» Problem to solve
Every record must appear in your copy exactly as written, with no pictures.

» Recorded information

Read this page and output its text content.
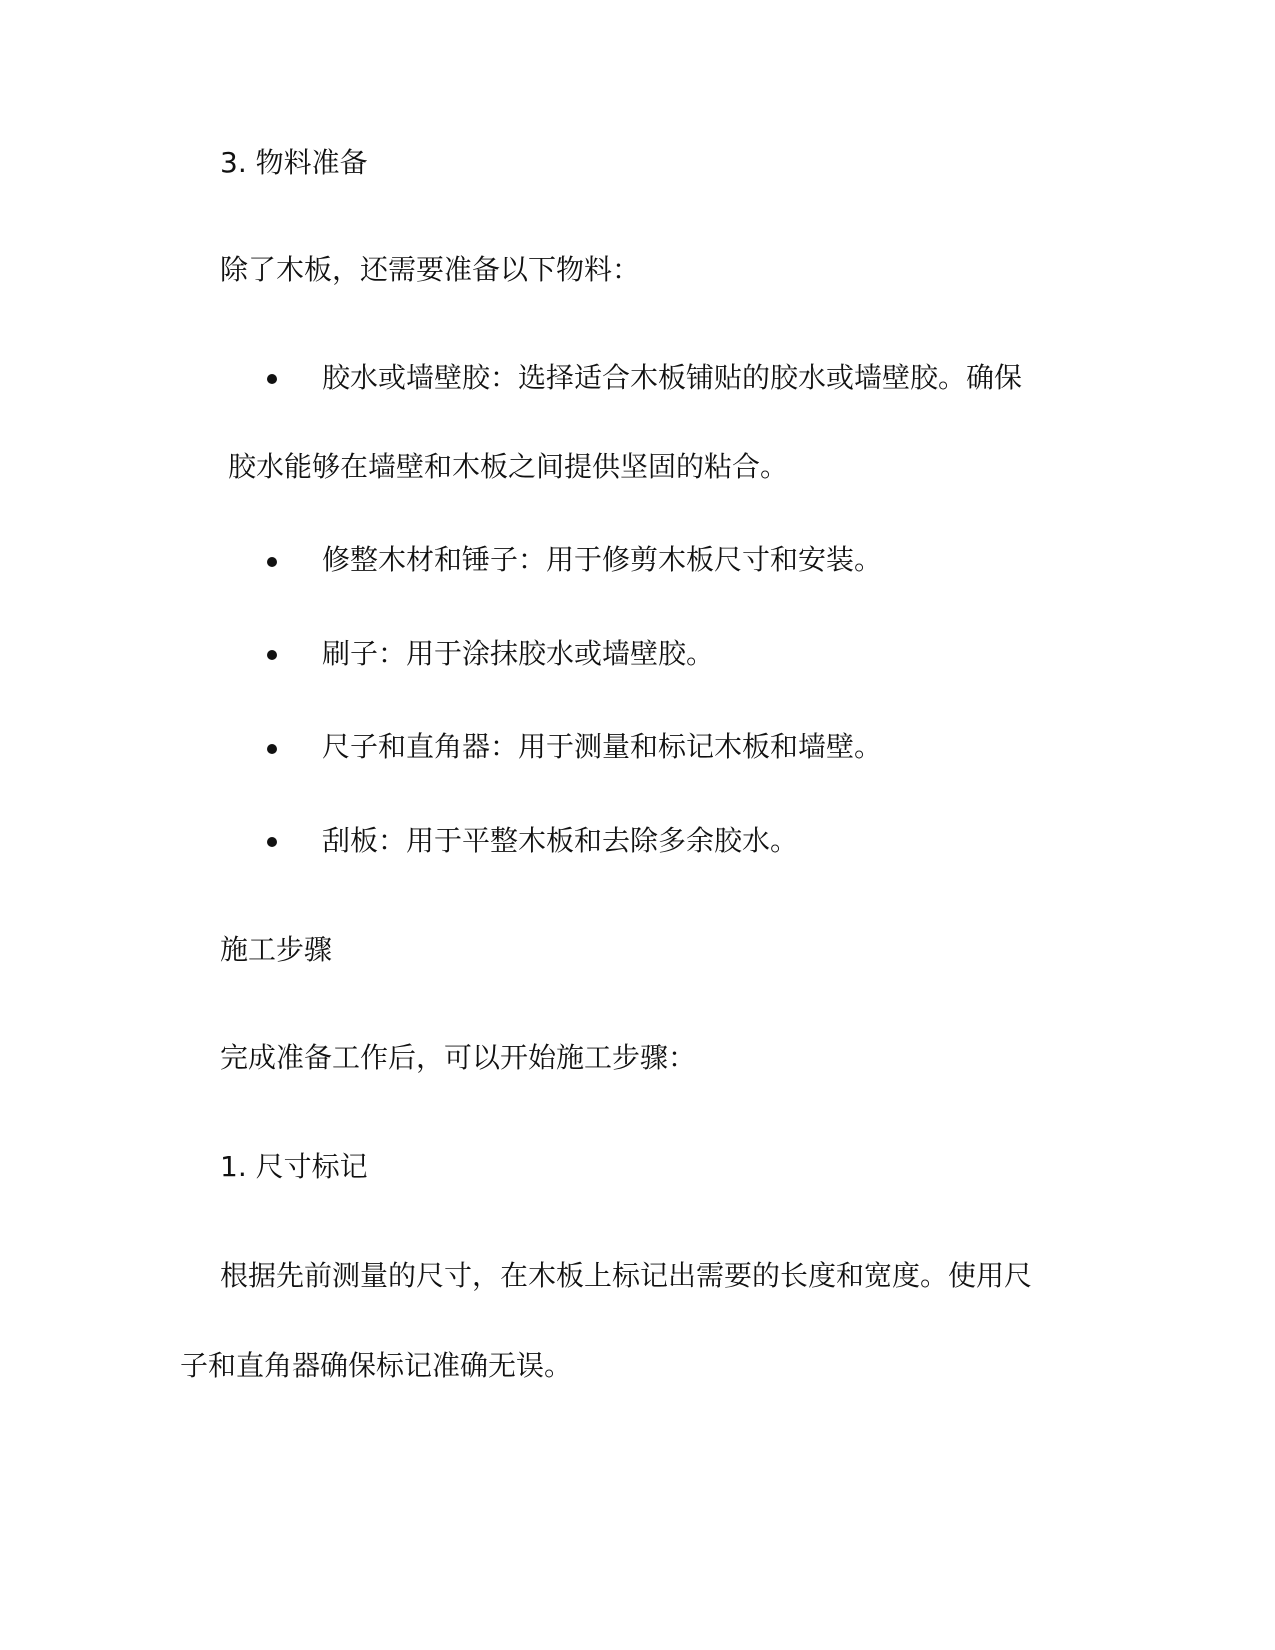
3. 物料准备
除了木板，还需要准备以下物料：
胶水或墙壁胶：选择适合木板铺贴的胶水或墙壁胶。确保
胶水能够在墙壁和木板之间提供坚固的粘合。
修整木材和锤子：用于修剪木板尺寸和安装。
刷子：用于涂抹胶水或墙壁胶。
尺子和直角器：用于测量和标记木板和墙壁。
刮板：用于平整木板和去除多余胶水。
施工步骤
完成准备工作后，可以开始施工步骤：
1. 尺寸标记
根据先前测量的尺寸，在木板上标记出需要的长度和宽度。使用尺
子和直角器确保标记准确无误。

» Solved exercise
Read this page and output its text content.
3. 物料准备
除了木板，还需要准备以下物料：
胶水或墙壁胶：选择适合木板铺贴的胶水或墙壁胶。确保
胶水能够在墙壁和木板之间提供坚固的粘合。
修整木材和锤子：用于修剪木板尺寸和安装。
刷子：用于涂抹胶水或墙壁胶。
尺子和直角器：用于测量和标记木板和墙壁。
刮板：用于平整木板和去除多余胶水。
施工步骤
完成准备工作后，可以开始施工步骤：
1. 尺寸标记
根据先前测量的尺寸，在木板上标记出需要的长度和宽度。使用尺
子和直角器确保标记准确无误。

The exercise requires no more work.